[DESCRIPTION OF THE TASK]
Write out the material exactly. Do not include the pictures.

[DATASET RECORDS]
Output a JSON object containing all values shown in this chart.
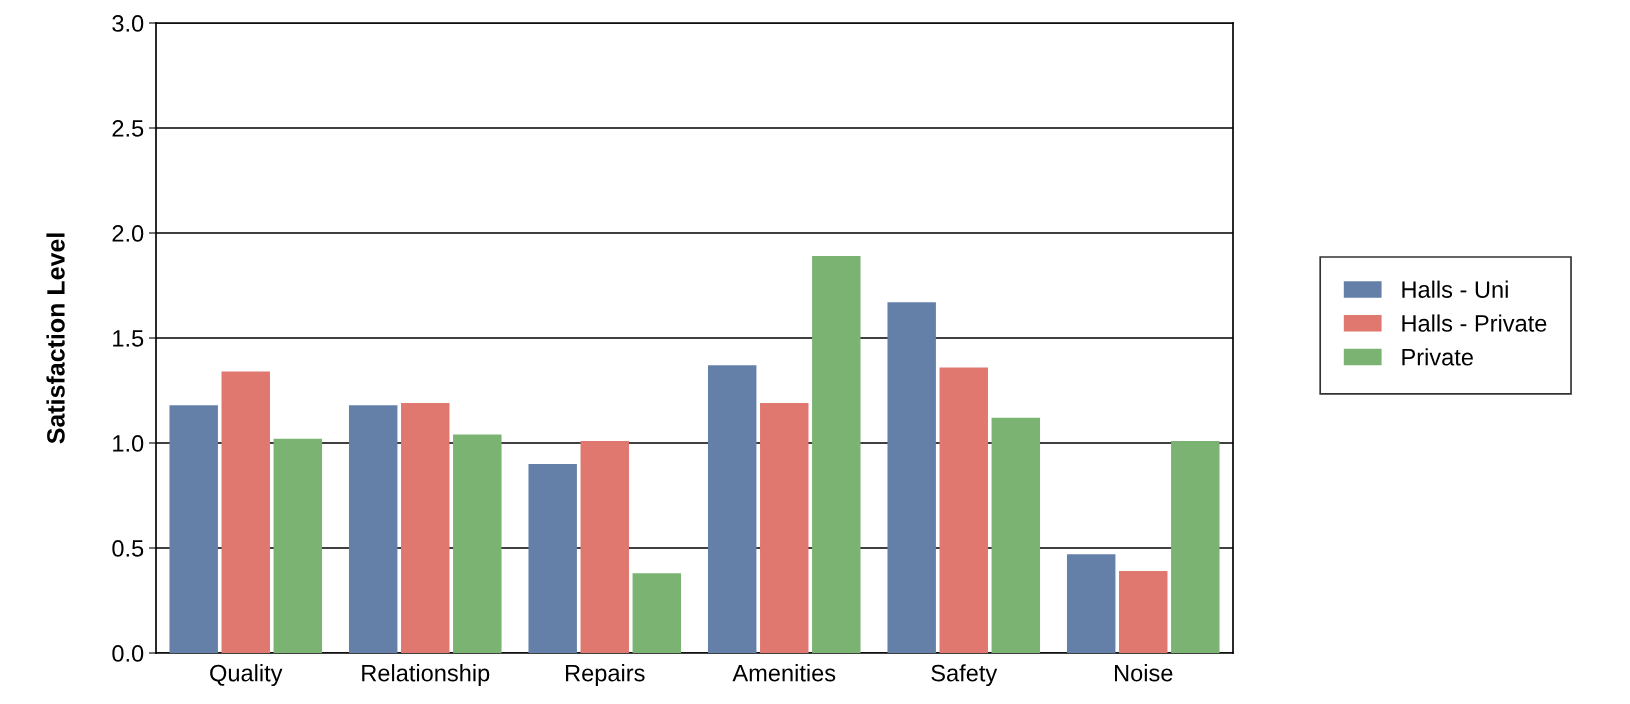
{
  "chart_data": {
    "type": "bar",
    "ylabel": "Satisfaction Level",
    "categories": [
      "Quality",
      "Relationship",
      "Repairs",
      "Amenities",
      "Safety",
      "Noise"
    ],
    "series": [
      {
        "name": "Halls - Uni",
        "color": "#6580a8",
        "values": [
          1.18,
          1.18,
          0.9,
          1.37,
          1.67,
          0.47
        ]
      },
      {
        "name": "Halls - Private",
        "color": "#e07870",
        "values": [
          1.34,
          1.19,
          1.01,
          1.19,
          1.36,
          0.39
        ]
      },
      {
        "name": "Private",
        "color": "#7ab372",
        "values": [
          1.02,
          1.04,
          0.38,
          1.89,
          1.12,
          1.01
        ]
      }
    ],
    "ylim": [
      0,
      3
    ],
    "yticks": [
      {
        "value": 0,
        "label": "0.0"
      },
      {
        "value": 0.5,
        "label": "0.5"
      },
      {
        "value": 1,
        "label": "1.0"
      },
      {
        "value": 1.5,
        "label": "1.5"
      },
      {
        "value": 2,
        "label": "2.0"
      },
      {
        "value": 2.5,
        "label": "2.5"
      },
      {
        "value": 3,
        "label": "3.0"
      }
    ],
    "grid": "y",
    "legend": "right"
  }
}
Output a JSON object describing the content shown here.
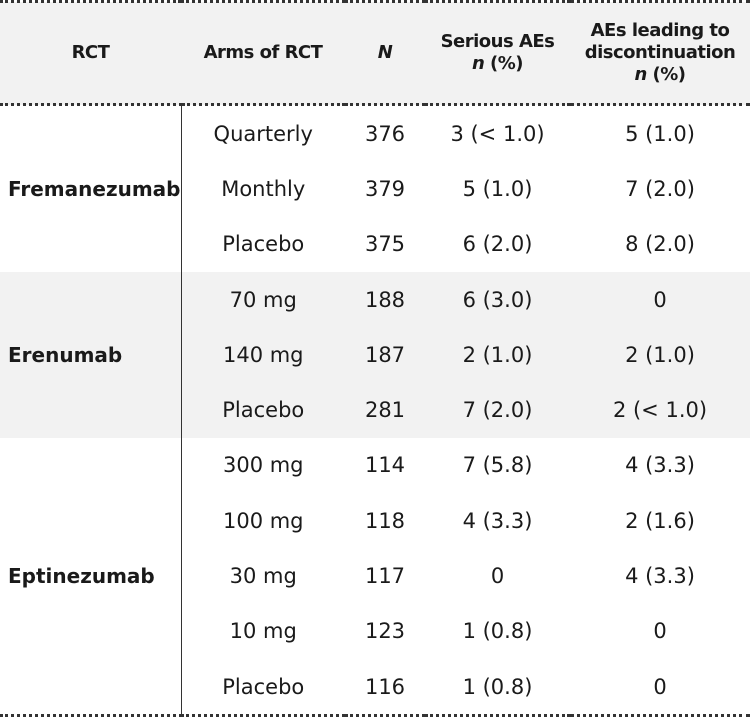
{
  "header": {
    "rct": "RCT",
    "arms": "Arms of RCT",
    "n": "N",
    "serious": {
      "line1": "Serious AEs",
      "n": "n",
      "pct": "(%)"
    },
    "discontinuation": {
      "line1": "AEs leading to",
      "line2": "discontinuation",
      "n": "n",
      "pct": "(%)"
    }
  },
  "groups": [
    {
      "name": "Fremanezumab",
      "rows": [
        [
          "Quarterly",
          "376",
          "3 (< 1.0)",
          "5 (1.0)"
        ],
        [
          "Monthly",
          "379",
          "5 (1.0)",
          "7 (2.0)"
        ],
        [
          "Placebo",
          "375",
          "6 (2.0)",
          "8 (2.0)"
        ]
      ]
    },
    {
      "name": "Erenumab",
      "rows": [
        [
          "70 mg",
          "188",
          "6 (3.0)",
          "0"
        ],
        [
          "140 mg",
          "187",
          "2 (1.0)",
          "2 (1.0)"
        ],
        [
          "Placebo",
          "281",
          "7 (2.0)",
          "2 (< 1.0)"
        ]
      ]
    },
    {
      "name": "Eptinezumab",
      "rows": [
        [
          "300 mg",
          "114",
          "7 (5.8)",
          "4 (3.3)"
        ],
        [
          "100 mg",
          "118",
          "4 (3.3)",
          "2 (1.6)"
        ],
        [
          "30 mg",
          "117",
          "0",
          "4 (3.3)"
        ],
        [
          "10 mg",
          "123",
          "1 (0.8)",
          "0"
        ],
        [
          "Placebo",
          "116",
          "1 (0.8)",
          "0"
        ]
      ]
    }
  ]
}
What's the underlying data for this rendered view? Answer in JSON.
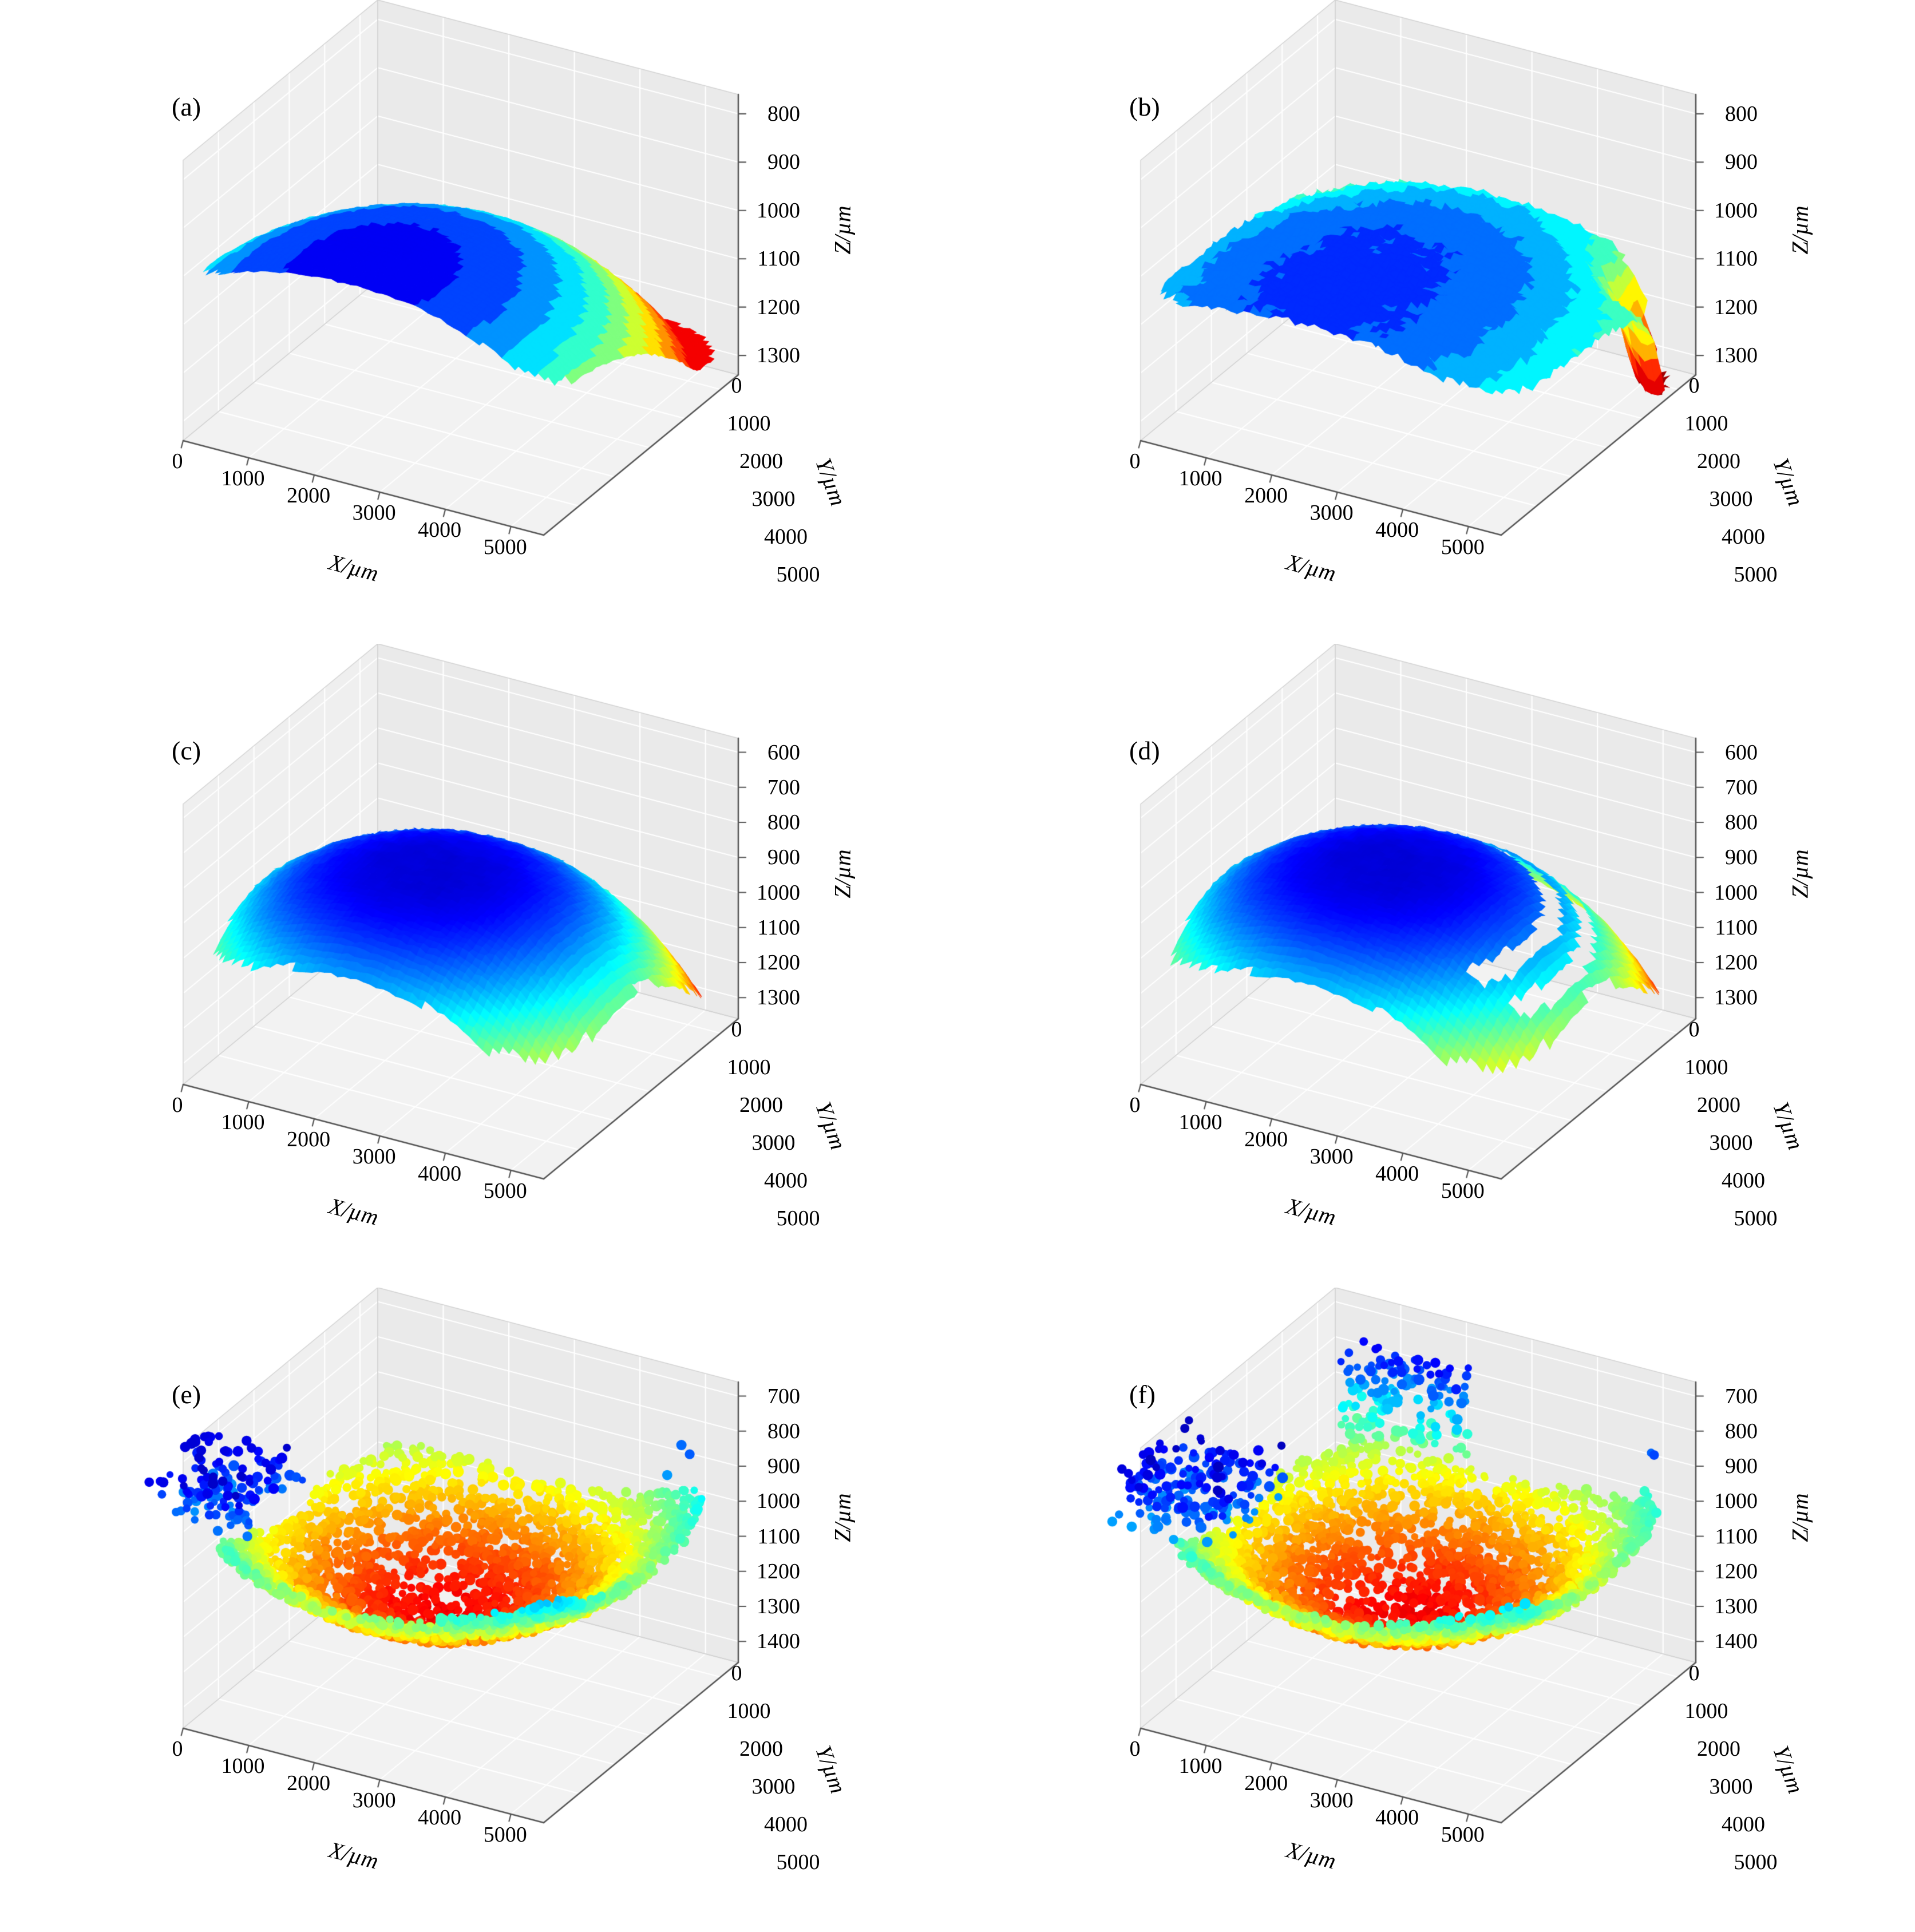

[TASK ANSWER]
Output a JSON object containing all values shown in this chart.
{
  "chart_data": {
    "type": "bar",
    "ylabel": "Satisfaction Level",
    "categories": [
      "Quality",
      "Relationship",
      "Repairs",
      "Amenities",
      "Safety",
      "Noise"
    ],
    "series": [
      {
        "name": "Halls - Uni",
        "color": "#6580a8",
        "values": [
          1.18,
          1.18,
          0.9,
          1.37,
          1.67,
          0.47
        ]
      },
      {
        "name": "Halls - Private",
        "color": "#e07870",
        "values": [
          1.34,
          1.19,
          1.01,
          1.19,
          1.36,
          0.39
        ]
      },
      {
        "name": "Private",
        "color": "#7ab372",
        "values": [
          1.02,
          1.04,
          0.38,
          1.89,
          1.12,
          1.01
        ]
      }
    ],
    "ylim": [
      0,
      3
    ],
    "yticks": [
      {
        "value": 0,
        "label": "0.0"
      },
      {
        "value": 0.5,
        "label": "0.5"
      },
      {
        "value": 1,
        "label": "1.0"
      },
      {
        "value": 1.5,
        "label": "1.5"
      },
      {
        "value": 2,
        "label": "2.0"
      },
      {
        "value": 2.5,
        "label": "2.5"
      },
      {
        "value": 3,
        "label": "3.0"
      }
    ],
    "grid": "y",
    "legend": "right"
  }
}
Output a JSON object describing the content shown here.
{
  "header": {
    "rct": "RCT",
    "arms": "Arms of RCT",
    "n": "N",
    "serious": {
      "line1": "Serious AEs",
      "n": "n",
      "pct": "(%)"
    },
    "discontinuation": {
      "line1": "AEs leading to",
      "line2": "discontinuation",
      "n": "n",
      "pct": "(%)"
    }
  },
  "groups": [
    {
      "name": "Fremanezumab",
      "rows": [
        [
          "Quarterly",
          "376",
          "3 (< 1.0)",
          "5 (1.0)"
        ],
        [
          "Monthly",
          "379",
          "5 (1.0)",
          "7 (2.0)"
        ],
        [
          "Placebo",
          "375",
          "6 (2.0)",
          "8 (2.0)"
        ]
      ]
    },
    {
      "name": "Erenumab",
      "rows": [
        [
          "70 mg",
          "188",
          "6 (3.0)",
          "0"
        ],
        [
          "140 mg",
          "187",
          "2 (1.0)",
          "2 (1.0)"
        ],
        [
          "Placebo",
          "281",
          "7 (2.0)",
          "2 (< 1.0)"
        ]
      ]
    },
    {
      "name": "Eptinezumab",
      "rows": [
        [
          "300 mg",
          "114",
          "7 (5.8)",
          "4 (3.3)"
        ],
        [
          "100 mg",
          "118",
          "4 (3.3)",
          "2 (1.6)"
        ],
        [
          "30 mg",
          "117",
          "0",
          "4 (3.3)"
        ],
        [
          "10 mg",
          "123",
          "1 (0.8)",
          "0"
        ],
        [
          "Placebo",
          "116",
          "1 (0.8)",
          "0"
        ]
      ]
    }
  ]
}
What's the underlying data for this rendered view? Answer in JSON.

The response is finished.